§ Given instruction: Without including any images, reproduce each entry exactly.

(Figure record listings)
-------------------------
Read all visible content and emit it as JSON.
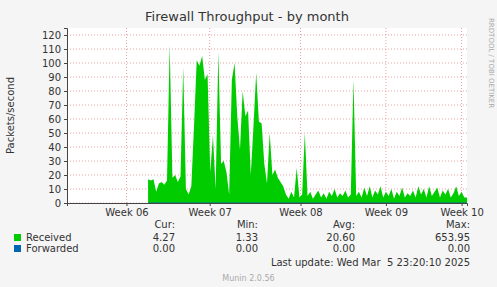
{
  "chart_data": {
    "type": "area",
    "title": "Firewall Throughput - by month",
    "y_label": "Packets/second",
    "watermark": "RRDTOOL / TOBI OETIKER",
    "last_update": "Last update: Wed Mar  5 23:20:10 2025",
    "footer": "Munin 2.0.56",
    "grid": true,
    "xlim": [
      28,
      65
    ],
    "xticks": [
      {
        "value": 33.5,
        "label": "Week 06"
      },
      {
        "value": 41.2,
        "label": "Week 07"
      },
      {
        "value": 49.6,
        "label": "Week 08"
      },
      {
        "value": 57.5,
        "label": "Week 09"
      },
      {
        "value": 64.5,
        "label": "Week 10"
      }
    ],
    "ylim": [
      0,
      125
    ],
    "yticks": [
      0,
      10,
      20,
      30,
      40,
      50,
      60,
      70,
      80,
      90,
      100,
      110,
      120
    ],
    "stats_columns": [
      "Cur:",
      "Min:",
      "Avg:",
      "Max:"
    ],
    "x": [
      35.5,
      35.75,
      36,
      36.25,
      36.5,
      36.75,
      37,
      37.25,
      37.5,
      37.75,
      38,
      38.25,
      38.5,
      38.75,
      39,
      39.25,
      39.5,
      39.75,
      40,
      40.25,
      40.5,
      40.75,
      41,
      41.25,
      41.5,
      41.75,
      42,
      42.25,
      42.5,
      42.75,
      43,
      43.25,
      43.5,
      43.75,
      44,
      44.25,
      44.5,
      44.75,
      45,
      45.25,
      45.5,
      45.75,
      46,
      46.25,
      46.5,
      46.75,
      47,
      47.25,
      47.5,
      47.75,
      48,
      48.25,
      48.5,
      48.75,
      49,
      49.25,
      49.5,
      49.75,
      50,
      50.25,
      50.5,
      50.75,
      51,
      51.25,
      51.5,
      51.75,
      52,
      52.25,
      52.5,
      52.75,
      53,
      53.25,
      53.5,
      53.75,
      54,
      54.25,
      54.5,
      54.75,
      55,
      55.25,
      55.5,
      55.75,
      56,
      56.25,
      56.5,
      56.75,
      57,
      57.25,
      57.5,
      57.75,
      58,
      58.25,
      58.5,
      58.75,
      59,
      59.25,
      59.5,
      59.75,
      60,
      60.25,
      60.5,
      60.75,
      61,
      61.25,
      61.5,
      61.75,
      62,
      62.25,
      62.5,
      62.75,
      63,
      63.25,
      63.5,
      63.75,
      64,
      64.25,
      64.5,
      64.75,
      65
    ],
    "series": [
      {
        "name": "Received",
        "color": "#00cc00",
        "type": "area",
        "stats": [
          "4.27",
          "1.33",
          "20.60",
          "653.95"
        ],
        "values": [
          17,
          16,
          17,
          8,
          14,
          15,
          13,
          16,
          113,
          18,
          20,
          15,
          19,
          97,
          10,
          6,
          12,
          55,
          102,
          98,
          105,
          88,
          92,
          22,
          48,
          10,
          108,
          28,
          30,
          22,
          6,
          88,
          100,
          62,
          38,
          80,
          62,
          66,
          20,
          55,
          93,
          58,
          57,
          28,
          14,
          50,
          20,
          24,
          18,
          15,
          12,
          6,
          3,
          8,
          4,
          25,
          4,
          6,
          50,
          5,
          8,
          3,
          6,
          9,
          4,
          7,
          3,
          8,
          5,
          10,
          4,
          7,
          5,
          9,
          4,
          6,
          88,
          5,
          8,
          4,
          11,
          5,
          12,
          4,
          9,
          6,
          12,
          4,
          8,
          5,
          10,
          3,
          8,
          5,
          11,
          4,
          7,
          5,
          9,
          4,
          12,
          6,
          10,
          4,
          12,
          5,
          8,
          11,
          4,
          9,
          6,
          10,
          4,
          7,
          12,
          5,
          8,
          4,
          4
        ]
      },
      {
        "name": "Forwarded",
        "color": "#0066b3",
        "type": "line",
        "stats": [
          "0.00",
          "0.00",
          "0.00",
          "0.00"
        ],
        "values": [
          0,
          0,
          0,
          0,
          0,
          0,
          0,
          0,
          0,
          0,
          0,
          0,
          0,
          0,
          0,
          0,
          0,
          0,
          0,
          0,
          0,
          0,
          0,
          0,
          0,
          0,
          0,
          0,
          0,
          0,
          0,
          0,
          0,
          0,
          0,
          0,
          0,
          0,
          0,
          0,
          0,
          0,
          0,
          0,
          0,
          0,
          0,
          0,
          0,
          0,
          0,
          0,
          0,
          0,
          0,
          0,
          0,
          0,
          0,
          0,
          0,
          0,
          0,
          0,
          0,
          0,
          0,
          0,
          0,
          0,
          0,
          0,
          0,
          0,
          0,
          0,
          0,
          0,
          0,
          0,
          0,
          0,
          0,
          0,
          0,
          0,
          0,
          0,
          0,
          0,
          0,
          0,
          0,
          0,
          0,
          0,
          0,
          0,
          0,
          0,
          0,
          0,
          0,
          0,
          0,
          0,
          0,
          0,
          0,
          0,
          0,
          0,
          0,
          0,
          0,
          0,
          0,
          0,
          0
        ]
      }
    ]
  }
}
-------------------------
§ The solution:
Read all visible content and emit it as JSON.
{
  "chart_data": {
    "type": "area",
    "title": "Firewall Throughput - by month",
    "y_label": "Packets/second",
    "watermark": "RRDTOOL / TOBI OETIKER",
    "last_update": "Last update: Wed Mar  5 23:20:10 2025",
    "footer": "Munin 2.0.56",
    "grid": true,
    "xlim": [
      28,
      65
    ],
    "xticks": [
      {
        "value": 33.5,
        "label": "Week 06"
      },
      {
        "value": 41.2,
        "label": "Week 07"
      },
      {
        "value": 49.6,
        "label": "Week 08"
      },
      {
        "value": 57.5,
        "label": "Week 09"
      },
      {
        "value": 64.5,
        "label": "Week 10"
      }
    ],
    "ylim": [
      0,
      125
    ],
    "yticks": [
      0,
      10,
      20,
      30,
      40,
      50,
      60,
      70,
      80,
      90,
      100,
      110,
      120
    ],
    "stats_columns": [
      "Cur:",
      "Min:",
      "Avg:",
      "Max:"
    ],
    "x": [
      35.5,
      35.75,
      36,
      36.25,
      36.5,
      36.75,
      37,
      37.25,
      37.5,
      37.75,
      38,
      38.25,
      38.5,
      38.75,
      39,
      39.25,
      39.5,
      39.75,
      40,
      40.25,
      40.5,
      40.75,
      41,
      41.25,
      41.5,
      41.75,
      42,
      42.25,
      42.5,
      42.75,
      43,
      43.25,
      43.5,
      43.75,
      44,
      44.25,
      44.5,
      44.75,
      45,
      45.25,
      45.5,
      45.75,
      46,
      46.25,
      46.5,
      46.75,
      47,
      47.25,
      47.5,
      47.75,
      48,
      48.25,
      48.5,
      48.75,
      49,
      49.25,
      49.5,
      49.75,
      50,
      50.25,
      50.5,
      50.75,
      51,
      51.25,
      51.5,
      51.75,
      52,
      52.25,
      52.5,
      52.75,
      53,
      53.25,
      53.5,
      53.75,
      54,
      54.25,
      54.5,
      54.75,
      55,
      55.25,
      55.5,
      55.75,
      56,
      56.25,
      56.5,
      56.75,
      57,
      57.25,
      57.5,
      57.75,
      58,
      58.25,
      58.5,
      58.75,
      59,
      59.25,
      59.5,
      59.75,
      60,
      60.25,
      60.5,
      60.75,
      61,
      61.25,
      61.5,
      61.75,
      62,
      62.25,
      62.5,
      62.75,
      63,
      63.25,
      63.5,
      63.75,
      64,
      64.25,
      64.5,
      64.75,
      65
    ],
    "series": [
      {
        "name": "Received",
        "color": "#00cc00",
        "type": "area",
        "stats": [
          "4.27",
          "1.33",
          "20.60",
          "653.95"
        ],
        "values": [
          17,
          16,
          17,
          8,
          14,
          15,
          13,
          16,
          113,
          18,
          20,
          15,
          19,
          97,
          10,
          6,
          12,
          55,
          102,
          98,
          105,
          88,
          92,
          22,
          48,
          10,
          108,
          28,
          30,
          22,
          6,
          88,
          100,
          62,
          38,
          80,
          62,
          66,
          20,
          55,
          93,
          58,
          57,
          28,
          14,
          50,
          20,
          24,
          18,
          15,
          12,
          6,
          3,
          8,
          4,
          25,
          4,
          6,
          50,
          5,
          8,
          3,
          6,
          9,
          4,
          7,
          3,
          8,
          5,
          10,
          4,
          7,
          5,
          9,
          4,
          6,
          88,
          5,
          8,
          4,
          11,
          5,
          12,
          4,
          9,
          6,
          12,
          4,
          8,
          5,
          10,
          3,
          8,
          5,
          11,
          4,
          7,
          5,
          9,
          4,
          12,
          6,
          10,
          4,
          12,
          5,
          8,
          11,
          4,
          9,
          6,
          10,
          4,
          7,
          12,
          5,
          8,
          4,
          4
        ]
      },
      {
        "name": "Forwarded",
        "color": "#0066b3",
        "type": "line",
        "stats": [
          "0.00",
          "0.00",
          "0.00",
          "0.00"
        ],
        "values": [
          0,
          0,
          0,
          0,
          0,
          0,
          0,
          0,
          0,
          0,
          0,
          0,
          0,
          0,
          0,
          0,
          0,
          0,
          0,
          0,
          0,
          0,
          0,
          0,
          0,
          0,
          0,
          0,
          0,
          0,
          0,
          0,
          0,
          0,
          0,
          0,
          0,
          0,
          0,
          0,
          0,
          0,
          0,
          0,
          0,
          0,
          0,
          0,
          0,
          0,
          0,
          0,
          0,
          0,
          0,
          0,
          0,
          0,
          0,
          0,
          0,
          0,
          0,
          0,
          0,
          0,
          0,
          0,
          0,
          0,
          0,
          0,
          0,
          0,
          0,
          0,
          0,
          0,
          0,
          0,
          0,
          0,
          0,
          0,
          0,
          0,
          0,
          0,
          0,
          0,
          0,
          0,
          0,
          0,
          0,
          0,
          0,
          0,
          0,
          0,
          0,
          0,
          0,
          0,
          0,
          0,
          0,
          0,
          0,
          0,
          0,
          0,
          0,
          0,
          0,
          0,
          0,
          0,
          0
        ]
      }
    ]
  }
}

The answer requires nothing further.